- _Aim of the exercise_
Write out again the records from the line with "decompose this screenshot" up to and including the line with "wifi-icon [522,17,544,35]", replacing "chevron-right-icon" with "arrow-right-icon" and leaving everything else unchanged.

- _Extracted records_
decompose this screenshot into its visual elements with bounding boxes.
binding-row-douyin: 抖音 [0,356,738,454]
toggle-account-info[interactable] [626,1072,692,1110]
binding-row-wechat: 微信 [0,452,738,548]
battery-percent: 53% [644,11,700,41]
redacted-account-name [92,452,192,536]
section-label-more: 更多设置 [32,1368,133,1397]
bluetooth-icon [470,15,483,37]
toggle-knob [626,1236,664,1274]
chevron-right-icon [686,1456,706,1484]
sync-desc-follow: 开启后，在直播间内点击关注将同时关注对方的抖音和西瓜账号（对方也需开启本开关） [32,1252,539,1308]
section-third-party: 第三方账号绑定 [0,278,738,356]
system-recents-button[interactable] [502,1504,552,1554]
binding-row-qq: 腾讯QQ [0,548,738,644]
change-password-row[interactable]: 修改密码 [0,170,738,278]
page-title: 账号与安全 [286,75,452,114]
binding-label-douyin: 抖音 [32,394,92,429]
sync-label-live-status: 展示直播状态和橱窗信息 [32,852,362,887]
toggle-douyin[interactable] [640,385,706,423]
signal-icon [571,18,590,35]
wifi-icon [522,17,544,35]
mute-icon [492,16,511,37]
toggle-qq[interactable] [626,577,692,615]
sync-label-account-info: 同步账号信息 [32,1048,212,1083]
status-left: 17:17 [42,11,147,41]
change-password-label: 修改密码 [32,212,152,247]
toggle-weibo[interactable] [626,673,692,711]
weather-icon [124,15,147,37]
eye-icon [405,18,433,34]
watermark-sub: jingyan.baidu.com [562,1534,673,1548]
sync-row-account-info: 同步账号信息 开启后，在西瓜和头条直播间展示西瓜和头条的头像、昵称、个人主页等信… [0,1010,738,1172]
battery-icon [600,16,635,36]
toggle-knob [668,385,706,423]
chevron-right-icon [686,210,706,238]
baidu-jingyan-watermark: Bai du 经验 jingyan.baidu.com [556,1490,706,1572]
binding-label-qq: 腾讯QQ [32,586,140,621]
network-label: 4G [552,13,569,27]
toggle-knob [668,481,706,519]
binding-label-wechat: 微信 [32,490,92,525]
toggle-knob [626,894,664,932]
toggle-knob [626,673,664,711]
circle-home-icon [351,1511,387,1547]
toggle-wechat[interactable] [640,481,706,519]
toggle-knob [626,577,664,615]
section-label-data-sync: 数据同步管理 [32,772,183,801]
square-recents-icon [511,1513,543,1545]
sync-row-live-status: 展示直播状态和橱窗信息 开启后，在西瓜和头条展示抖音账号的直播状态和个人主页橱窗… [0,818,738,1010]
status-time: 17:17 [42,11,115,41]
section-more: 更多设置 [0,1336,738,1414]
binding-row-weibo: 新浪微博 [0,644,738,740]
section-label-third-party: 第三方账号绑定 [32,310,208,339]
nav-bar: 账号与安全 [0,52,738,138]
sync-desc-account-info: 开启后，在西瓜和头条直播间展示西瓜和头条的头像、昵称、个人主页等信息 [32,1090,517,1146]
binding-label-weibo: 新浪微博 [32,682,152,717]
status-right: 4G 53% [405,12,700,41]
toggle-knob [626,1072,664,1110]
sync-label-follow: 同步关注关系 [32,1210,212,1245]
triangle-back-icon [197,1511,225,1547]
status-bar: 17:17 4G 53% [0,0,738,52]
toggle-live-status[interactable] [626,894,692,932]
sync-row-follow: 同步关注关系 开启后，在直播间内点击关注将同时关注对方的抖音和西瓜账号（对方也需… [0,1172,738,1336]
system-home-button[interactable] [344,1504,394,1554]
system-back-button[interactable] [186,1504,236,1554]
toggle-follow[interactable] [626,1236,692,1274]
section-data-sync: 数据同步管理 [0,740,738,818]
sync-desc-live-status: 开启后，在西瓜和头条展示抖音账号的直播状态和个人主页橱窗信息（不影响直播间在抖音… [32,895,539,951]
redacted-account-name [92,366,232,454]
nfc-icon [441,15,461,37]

...

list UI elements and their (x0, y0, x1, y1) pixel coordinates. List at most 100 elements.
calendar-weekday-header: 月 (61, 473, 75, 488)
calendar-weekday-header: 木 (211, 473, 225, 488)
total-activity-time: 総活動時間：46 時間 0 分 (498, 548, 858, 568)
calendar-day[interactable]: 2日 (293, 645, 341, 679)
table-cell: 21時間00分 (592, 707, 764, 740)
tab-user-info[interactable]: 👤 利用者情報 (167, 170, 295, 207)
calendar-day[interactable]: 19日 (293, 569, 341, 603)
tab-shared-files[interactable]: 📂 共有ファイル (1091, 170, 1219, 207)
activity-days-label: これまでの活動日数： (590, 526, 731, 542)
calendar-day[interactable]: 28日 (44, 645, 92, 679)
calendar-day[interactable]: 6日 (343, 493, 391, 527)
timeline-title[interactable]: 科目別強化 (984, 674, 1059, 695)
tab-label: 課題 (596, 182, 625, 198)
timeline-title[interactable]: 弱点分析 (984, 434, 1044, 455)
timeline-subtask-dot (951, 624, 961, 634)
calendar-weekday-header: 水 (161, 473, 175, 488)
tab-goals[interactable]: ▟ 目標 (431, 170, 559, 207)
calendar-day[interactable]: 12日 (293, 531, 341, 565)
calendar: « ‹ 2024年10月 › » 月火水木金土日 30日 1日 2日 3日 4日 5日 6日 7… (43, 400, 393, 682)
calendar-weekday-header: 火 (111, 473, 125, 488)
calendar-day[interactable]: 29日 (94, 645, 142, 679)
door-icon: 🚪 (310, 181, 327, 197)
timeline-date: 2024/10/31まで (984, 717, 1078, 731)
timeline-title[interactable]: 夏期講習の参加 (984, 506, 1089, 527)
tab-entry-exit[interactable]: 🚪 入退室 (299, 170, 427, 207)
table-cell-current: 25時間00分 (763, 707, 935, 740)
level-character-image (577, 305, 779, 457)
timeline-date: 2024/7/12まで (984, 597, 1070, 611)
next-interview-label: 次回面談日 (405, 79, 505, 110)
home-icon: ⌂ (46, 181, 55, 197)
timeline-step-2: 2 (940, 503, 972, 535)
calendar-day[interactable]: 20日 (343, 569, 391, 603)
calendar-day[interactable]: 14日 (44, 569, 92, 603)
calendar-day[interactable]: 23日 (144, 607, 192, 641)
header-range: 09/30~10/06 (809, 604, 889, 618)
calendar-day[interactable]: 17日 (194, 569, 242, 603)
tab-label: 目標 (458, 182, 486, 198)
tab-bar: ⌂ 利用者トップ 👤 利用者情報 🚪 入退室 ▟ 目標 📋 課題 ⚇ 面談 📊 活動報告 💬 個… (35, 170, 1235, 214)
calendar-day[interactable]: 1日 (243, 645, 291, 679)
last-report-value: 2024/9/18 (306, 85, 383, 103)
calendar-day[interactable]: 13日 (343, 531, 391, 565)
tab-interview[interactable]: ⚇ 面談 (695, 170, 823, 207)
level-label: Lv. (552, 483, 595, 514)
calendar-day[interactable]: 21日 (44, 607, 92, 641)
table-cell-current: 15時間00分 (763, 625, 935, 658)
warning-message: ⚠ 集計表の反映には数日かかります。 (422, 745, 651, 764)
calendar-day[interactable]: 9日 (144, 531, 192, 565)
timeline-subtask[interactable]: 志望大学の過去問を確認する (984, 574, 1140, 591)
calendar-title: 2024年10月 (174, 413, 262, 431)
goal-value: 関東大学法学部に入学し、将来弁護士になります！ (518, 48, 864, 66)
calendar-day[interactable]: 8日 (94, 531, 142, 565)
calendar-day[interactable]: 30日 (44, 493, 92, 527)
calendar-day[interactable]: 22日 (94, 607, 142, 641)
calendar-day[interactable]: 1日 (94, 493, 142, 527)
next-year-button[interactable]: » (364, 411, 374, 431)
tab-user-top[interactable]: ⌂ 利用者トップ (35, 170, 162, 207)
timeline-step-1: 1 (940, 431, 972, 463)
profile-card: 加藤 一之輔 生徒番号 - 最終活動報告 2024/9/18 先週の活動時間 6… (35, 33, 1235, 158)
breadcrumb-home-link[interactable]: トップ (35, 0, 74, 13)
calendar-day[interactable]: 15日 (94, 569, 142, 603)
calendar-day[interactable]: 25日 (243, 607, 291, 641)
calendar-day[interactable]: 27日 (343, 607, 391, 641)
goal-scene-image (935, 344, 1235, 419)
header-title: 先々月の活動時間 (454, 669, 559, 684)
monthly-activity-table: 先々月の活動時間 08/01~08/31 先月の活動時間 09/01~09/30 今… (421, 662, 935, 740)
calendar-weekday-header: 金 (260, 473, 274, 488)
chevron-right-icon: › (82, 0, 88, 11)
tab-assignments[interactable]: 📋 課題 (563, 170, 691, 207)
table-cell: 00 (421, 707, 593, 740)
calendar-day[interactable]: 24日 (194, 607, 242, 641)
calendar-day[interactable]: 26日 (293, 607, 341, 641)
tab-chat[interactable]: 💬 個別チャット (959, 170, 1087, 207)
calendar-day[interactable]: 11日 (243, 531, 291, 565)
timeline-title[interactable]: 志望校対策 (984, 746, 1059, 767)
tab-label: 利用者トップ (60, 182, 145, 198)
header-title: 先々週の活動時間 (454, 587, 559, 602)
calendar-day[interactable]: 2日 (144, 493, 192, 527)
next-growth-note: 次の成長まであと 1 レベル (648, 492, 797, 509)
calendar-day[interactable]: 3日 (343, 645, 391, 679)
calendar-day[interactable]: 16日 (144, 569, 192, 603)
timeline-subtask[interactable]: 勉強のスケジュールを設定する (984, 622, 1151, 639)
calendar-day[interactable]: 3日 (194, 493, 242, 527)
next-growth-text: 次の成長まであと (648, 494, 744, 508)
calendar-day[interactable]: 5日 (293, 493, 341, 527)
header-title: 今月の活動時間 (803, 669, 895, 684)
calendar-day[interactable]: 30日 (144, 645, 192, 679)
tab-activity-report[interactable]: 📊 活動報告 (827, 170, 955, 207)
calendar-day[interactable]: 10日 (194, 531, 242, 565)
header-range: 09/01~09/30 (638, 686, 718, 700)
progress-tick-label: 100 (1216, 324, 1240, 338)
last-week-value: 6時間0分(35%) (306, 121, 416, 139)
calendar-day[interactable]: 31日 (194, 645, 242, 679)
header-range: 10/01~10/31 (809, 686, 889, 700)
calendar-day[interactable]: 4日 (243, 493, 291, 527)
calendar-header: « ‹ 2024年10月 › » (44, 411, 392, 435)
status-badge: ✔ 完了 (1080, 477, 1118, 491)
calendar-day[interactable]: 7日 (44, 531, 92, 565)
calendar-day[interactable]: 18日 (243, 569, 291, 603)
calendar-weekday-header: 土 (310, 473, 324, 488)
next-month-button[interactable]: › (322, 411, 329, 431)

- _Response to the task_
decompose this screenshot into its visual elements with bounding boxes.
binding-row-douyin: 抖音 [0,356,738,454]
toggle-account-info[interactable] [626,1072,692,1110]
binding-row-wechat: 微信 [0,452,738,548]
battery-percent: 53% [644,11,700,41]
redacted-account-name [92,452,192,536]
section-label-more: 更多设置 [32,1368,133,1397]
bluetooth-icon [470,15,483,37]
toggle-knob [626,1236,664,1274]
arrow-right-icon [686,1456,706,1484]
sync-desc-follow: 开启后，在直播间内点击关注将同时关注对方的抖音和西瓜账号（对方也需开启本开关） [32,1252,539,1308]
section-third-party: 第三方账号绑定 [0,278,738,356]
system-recents-button[interactable] [502,1504,552,1554]
binding-row-qq: 腾讯QQ [0,548,738,644]
change-password-row[interactable]: 修改密码 [0,170,738,278]
page-title: 账号与安全 [286,75,452,114]
binding-label-douyin: 抖音 [32,394,92,429]
sync-label-live-status: 展示直播状态和橱窗信息 [32,852,362,887]
toggle-douyin[interactable] [640,385,706,423]
signal-icon [571,18,590,35]
wifi-icon [522,17,544,35]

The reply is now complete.